══ Data for this exercise
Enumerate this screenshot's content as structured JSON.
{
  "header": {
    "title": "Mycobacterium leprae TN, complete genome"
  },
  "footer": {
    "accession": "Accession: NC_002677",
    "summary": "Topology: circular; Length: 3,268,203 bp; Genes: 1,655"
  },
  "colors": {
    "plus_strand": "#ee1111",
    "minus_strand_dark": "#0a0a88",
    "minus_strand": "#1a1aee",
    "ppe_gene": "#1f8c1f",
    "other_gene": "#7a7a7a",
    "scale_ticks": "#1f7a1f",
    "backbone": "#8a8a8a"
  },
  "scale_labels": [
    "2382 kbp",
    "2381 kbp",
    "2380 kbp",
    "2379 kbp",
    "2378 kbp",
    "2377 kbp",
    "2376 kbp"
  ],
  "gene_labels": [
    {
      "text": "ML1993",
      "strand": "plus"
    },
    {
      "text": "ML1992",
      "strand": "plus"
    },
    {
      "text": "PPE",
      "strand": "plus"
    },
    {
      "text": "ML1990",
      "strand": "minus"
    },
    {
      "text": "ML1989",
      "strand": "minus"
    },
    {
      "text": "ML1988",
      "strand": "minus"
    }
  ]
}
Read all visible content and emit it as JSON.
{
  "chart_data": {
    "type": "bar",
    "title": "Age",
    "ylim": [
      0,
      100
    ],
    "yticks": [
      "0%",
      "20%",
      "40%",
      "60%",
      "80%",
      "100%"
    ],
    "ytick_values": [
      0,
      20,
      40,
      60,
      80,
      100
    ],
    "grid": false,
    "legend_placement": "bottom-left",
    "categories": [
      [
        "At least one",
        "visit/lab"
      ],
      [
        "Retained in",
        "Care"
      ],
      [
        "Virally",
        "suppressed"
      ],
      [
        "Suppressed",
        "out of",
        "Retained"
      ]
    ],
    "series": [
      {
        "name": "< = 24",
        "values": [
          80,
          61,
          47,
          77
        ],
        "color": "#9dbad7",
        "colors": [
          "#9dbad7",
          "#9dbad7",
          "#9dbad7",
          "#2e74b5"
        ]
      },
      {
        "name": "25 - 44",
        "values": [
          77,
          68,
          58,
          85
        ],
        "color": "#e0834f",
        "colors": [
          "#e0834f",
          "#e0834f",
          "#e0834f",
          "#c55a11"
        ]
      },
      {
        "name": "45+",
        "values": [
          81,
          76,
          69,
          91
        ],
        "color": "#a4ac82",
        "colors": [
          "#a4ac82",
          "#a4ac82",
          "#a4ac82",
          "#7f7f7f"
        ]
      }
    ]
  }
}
════
• Activity: Only lines with the word "content" are wanted, so copy each one from the records.

• Reply to the exercise:
Enumerate this screenshot's content as structured JSON.
Read all visible content and emit it as JSON.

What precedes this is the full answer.